▶ WHAT THE EXERCISE ASKS:
Each line that contains "Fraction" needs to be copied from the listing.

▶ INPUT DATA:

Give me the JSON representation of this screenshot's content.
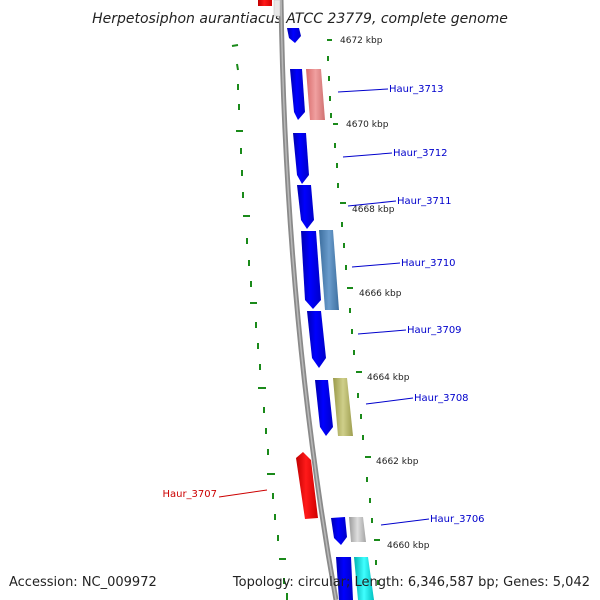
{
  "title": "Herpetosiphon aurantiacus ATCC 23779, complete genome",
  "accession": "Accession: NC_009972",
  "summary": "Topology: circular; Length: 6,346,587 bp; Genes: 5,042",
  "colors": {
    "backbone": "#8a8a8a",
    "forward_strand": "#0000ff",
    "reverse_strand": "#ff0000",
    "tick_green": "#1a8a1a",
    "label_blue": "#0000cc",
    "label_red": "#cc0000"
  },
  "position_ticks": [
    {
      "label": "4672 kbp"
    },
    {
      "label": "4670 kbp"
    },
    {
      "label": "4668 kbp"
    },
    {
      "label": "4666 kbp"
    },
    {
      "label": "4664 kbp"
    },
    {
      "label": "4662 kbp"
    },
    {
      "label": "4660 kbp"
    }
  ],
  "gene_labels": [
    {
      "id": "Haur_3713",
      "strand": "forward"
    },
    {
      "id": "Haur_3712",
      "strand": "forward"
    },
    {
      "id": "Haur_3711",
      "strand": "forward"
    },
    {
      "id": "Haur_3710",
      "strand": "forward"
    },
    {
      "id": "Haur_3709",
      "strand": "forward"
    },
    {
      "id": "Haur_3708",
      "strand": "forward"
    },
    {
      "id": "Haur_3707",
      "strand": "reverse"
    },
    {
      "id": "Haur_3706",
      "strand": "forward"
    }
  ]
}
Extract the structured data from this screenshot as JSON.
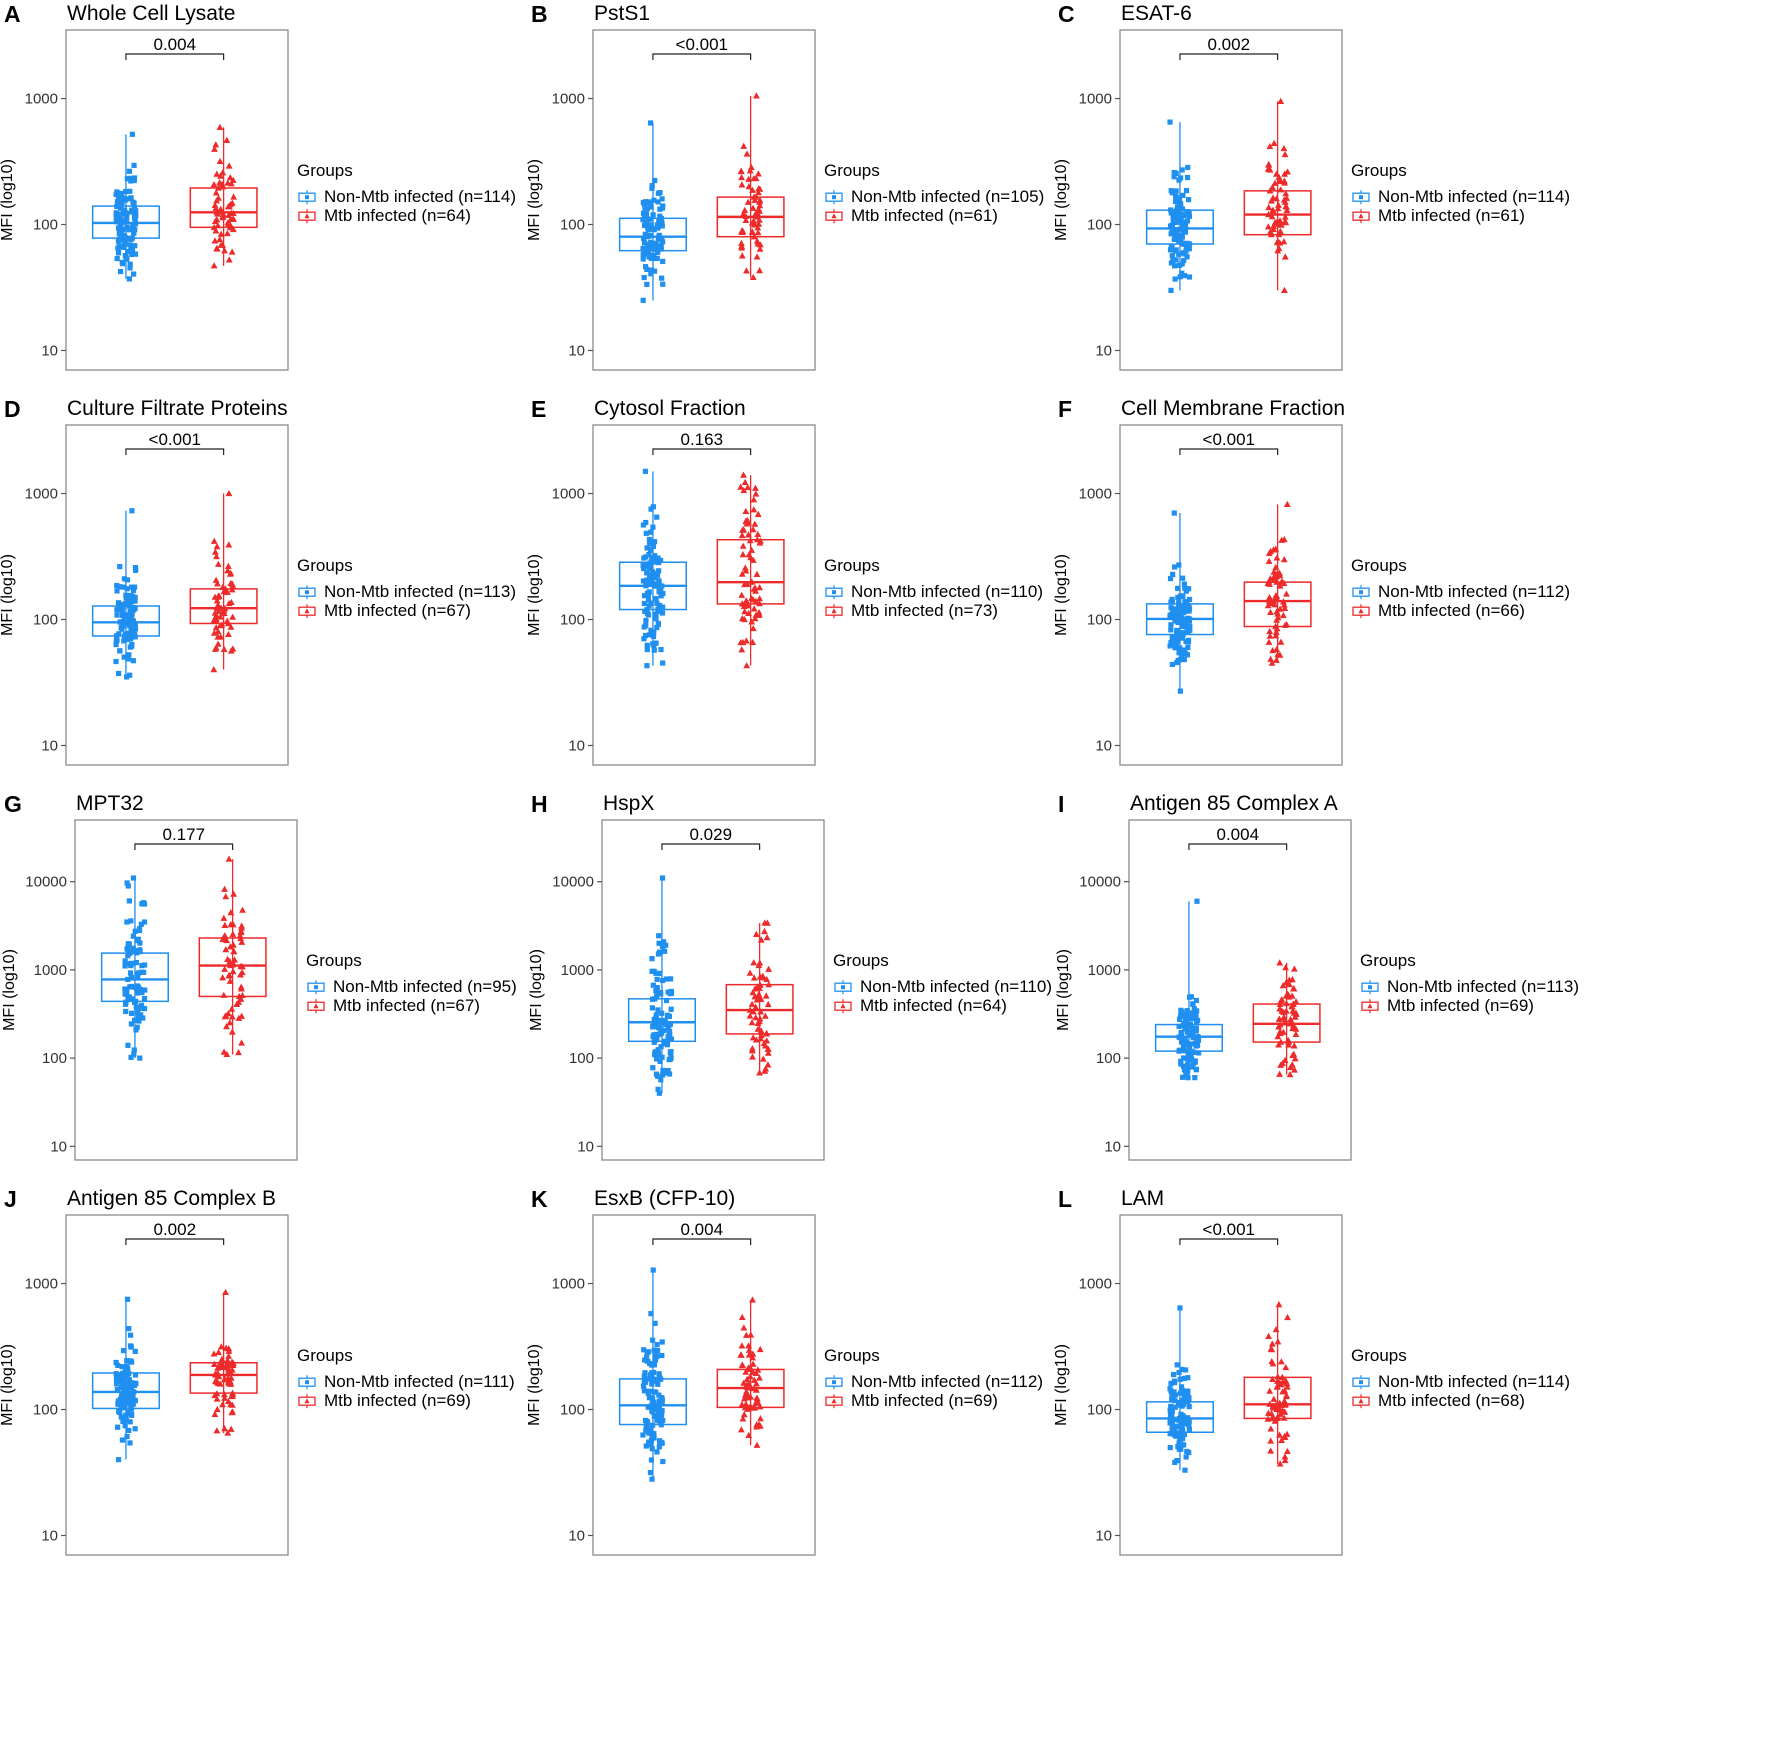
{
  "colors": {
    "non_mtb": "#1f8ff0",
    "mtb": "#ee2a2a",
    "frame": "#8a8a8a"
  },
  "legend_title": "Groups",
  "chart_data": [
    {
      "type": "box",
      "panel": "A",
      "title": "Whole Cell Lysate",
      "ylabel": "MFI (log10)",
      "yscale": "log",
      "ylim": [
        7,
        3500
      ],
      "yticks": [
        10,
        100,
        1000
      ],
      "pvalue": "0.004",
      "groups": [
        {
          "name": "Non-Mtb infected (n=114)",
          "n": 114,
          "min": 37,
          "q1": 78,
          "median": 103,
          "q3": 140,
          "max": 520
        },
        {
          "name": "Mtb infected (n=64)",
          "n": 64,
          "min": 47,
          "q1": 95,
          "median": 125,
          "q3": 195,
          "max": 590
        }
      ]
    },
    {
      "type": "box",
      "panel": "B",
      "title": "PstS1",
      "ylabel": "MFI (log10)",
      "yscale": "log",
      "ylim": [
        7,
        3500
      ],
      "yticks": [
        10,
        100,
        1000
      ],
      "pvalue": "<0.001",
      "groups": [
        {
          "name": "Non-Mtb infected (n=105)",
          "n": 105,
          "min": 25,
          "q1": 62,
          "median": 80,
          "q3": 112,
          "max": 640
        },
        {
          "name": "Mtb infected (n=61)",
          "n": 61,
          "min": 38,
          "q1": 80,
          "median": 115,
          "q3": 165,
          "max": 1050
        }
      ]
    },
    {
      "type": "box",
      "panel": "C",
      "title": "ESAT-6",
      "ylabel": "MFI (log10)",
      "yscale": "log",
      "ylim": [
        7,
        3500
      ],
      "yticks": [
        10,
        100,
        1000
      ],
      "pvalue": "0.002",
      "groups": [
        {
          "name": "Non-Mtb infected (n=114)",
          "n": 114,
          "min": 30,
          "q1": 70,
          "median": 93,
          "q3": 130,
          "max": 650
        },
        {
          "name": "Mtb infected (n=61)",
          "n": 61,
          "min": 30,
          "q1": 83,
          "median": 120,
          "q3": 185,
          "max": 950
        }
      ]
    },
    {
      "type": "box",
      "panel": "D",
      "title": "Culture Filtrate Proteins",
      "ylabel": "MFI (log10)",
      "yscale": "log",
      "ylim": [
        7,
        3500
      ],
      "yticks": [
        10,
        100,
        1000
      ],
      "pvalue": "<0.001",
      "groups": [
        {
          "name": "Non-Mtb infected (n=113)",
          "n": 113,
          "min": 35,
          "q1": 74,
          "median": 95,
          "q3": 128,
          "max": 730
        },
        {
          "name": "Mtb infected (n=67)",
          "n": 67,
          "min": 40,
          "q1": 93,
          "median": 123,
          "q3": 175,
          "max": 1000
        }
      ]
    },
    {
      "type": "box",
      "panel": "E",
      "title": "Cytosol Fraction",
      "ylabel": "MFI (log10)",
      "yscale": "log",
      "ylim": [
        7,
        3500
      ],
      "yticks": [
        10,
        100,
        1000
      ],
      "pvalue": "0.163",
      "groups": [
        {
          "name": "Non-Mtb infected (n=110)",
          "n": 110,
          "min": 43,
          "q1": 120,
          "median": 185,
          "q3": 285,
          "max": 1500
        },
        {
          "name": "Mtb infected (n=73)",
          "n": 73,
          "min": 43,
          "q1": 133,
          "median": 198,
          "q3": 430,
          "max": 1400
        }
      ]
    },
    {
      "type": "box",
      "panel": "F",
      "title": "Cell Membrane Fraction",
      "ylabel": "MFI (log10)",
      "yscale": "log",
      "ylim": [
        7,
        3500
      ],
      "yticks": [
        10,
        100,
        1000
      ],
      "pvalue": "<0.001",
      "groups": [
        {
          "name": "Non-Mtb infected (n=112)",
          "n": 112,
          "min": 27,
          "q1": 76,
          "median": 101,
          "q3": 133,
          "max": 700
        },
        {
          "name": "Mtb infected (n=66)",
          "n": 66,
          "min": 45,
          "q1": 88,
          "median": 140,
          "q3": 198,
          "max": 820
        }
      ]
    },
    {
      "type": "box",
      "panel": "G",
      "title": "MPT32",
      "ylabel": "MFI (log10)",
      "yscale": "log",
      "ylim": [
        7,
        50000
      ],
      "yticks": [
        10,
        100,
        1000,
        10000
      ],
      "pvalue": "0.177",
      "groups": [
        {
          "name": "Non-Mtb infected (n=95)",
          "n": 95,
          "min": 100,
          "q1": 440,
          "median": 780,
          "q3": 1550,
          "max": 11000
        },
        {
          "name": "Mtb infected (n=67)",
          "n": 67,
          "min": 110,
          "q1": 500,
          "median": 1120,
          "q3": 2300,
          "max": 18000
        }
      ]
    },
    {
      "type": "box",
      "panel": "H",
      "title": "HspX",
      "ylabel": "MFI (log10)",
      "yscale": "log",
      "ylim": [
        7,
        50000
      ],
      "yticks": [
        10,
        100,
        1000,
        10000
      ],
      "pvalue": "0.029",
      "groups": [
        {
          "name": "Non-Mtb infected (n=110)",
          "n": 110,
          "min": 40,
          "q1": 155,
          "median": 255,
          "q3": 470,
          "max": 11000
        },
        {
          "name": "Mtb infected (n=64)",
          "n": 64,
          "min": 68,
          "q1": 188,
          "median": 350,
          "q3": 680,
          "max": 3400
        }
      ]
    },
    {
      "type": "box",
      "panel": "I",
      "title": "Antigen 85 Complex A",
      "ylabel": "MFI (log10)",
      "yscale": "log",
      "ylim": [
        7,
        50000
      ],
      "yticks": [
        10,
        100,
        1000,
        10000
      ],
      "pvalue": "0.004",
      "groups": [
        {
          "name": "Non-Mtb infected (n=113)",
          "n": 113,
          "min": 60,
          "q1": 120,
          "median": 175,
          "q3": 240,
          "max": 6000
        },
        {
          "name": "Mtb infected (n=69)",
          "n": 69,
          "min": 65,
          "q1": 152,
          "median": 245,
          "q3": 410,
          "max": 1200
        }
      ]
    },
    {
      "type": "box",
      "panel": "J",
      "title": "Antigen 85 Complex B",
      "ylabel": "MFI (log10)",
      "yscale": "log",
      "ylim": [
        7,
        3500
      ],
      "yticks": [
        10,
        100,
        1000
      ],
      "pvalue": "0.002",
      "groups": [
        {
          "name": "Non-Mtb infected (n=111)",
          "n": 111,
          "min": 40,
          "q1": 102,
          "median": 138,
          "q3": 195,
          "max": 750
        },
        {
          "name": "Mtb infected (n=69)",
          "n": 69,
          "min": 65,
          "q1": 135,
          "median": 188,
          "q3": 235,
          "max": 850
        }
      ]
    },
    {
      "type": "box",
      "panel": "K",
      "title": "EsxB (CFP-10)",
      "ylabel": "MFI (log10)",
      "yscale": "log",
      "ylim": [
        7,
        3500
      ],
      "yticks": [
        10,
        100,
        1000
      ],
      "pvalue": "0.004",
      "groups": [
        {
          "name": "Non-Mtb infected (n=112)",
          "n": 112,
          "min": 28,
          "q1": 76,
          "median": 108,
          "q3": 175,
          "max": 1280
        },
        {
          "name": "Mtb infected (n=69)",
          "n": 69,
          "min": 52,
          "q1": 104,
          "median": 148,
          "q3": 208,
          "max": 740
        }
      ]
    },
    {
      "type": "box",
      "panel": "L",
      "title": "LAM",
      "ylabel": "MFI (log10)",
      "yscale": "log",
      "ylim": [
        7,
        3500
      ],
      "yticks": [
        10,
        100,
        1000
      ],
      "pvalue": "<0.001",
      "groups": [
        {
          "name": "Non-Mtb infected (n=114)",
          "n": 114,
          "min": 33,
          "q1": 66,
          "median": 85,
          "q3": 115,
          "max": 640
        },
        {
          "name": "Mtb infected (n=68)",
          "n": 68,
          "min": 37,
          "q1": 85,
          "median": 110,
          "q3": 180,
          "max": 680
        }
      ]
    }
  ]
}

▶ ANSWER FOR THIS EXERCISE:
      "title": "Cytosol Fraction",
      "title": "Cell Membrane Fraction",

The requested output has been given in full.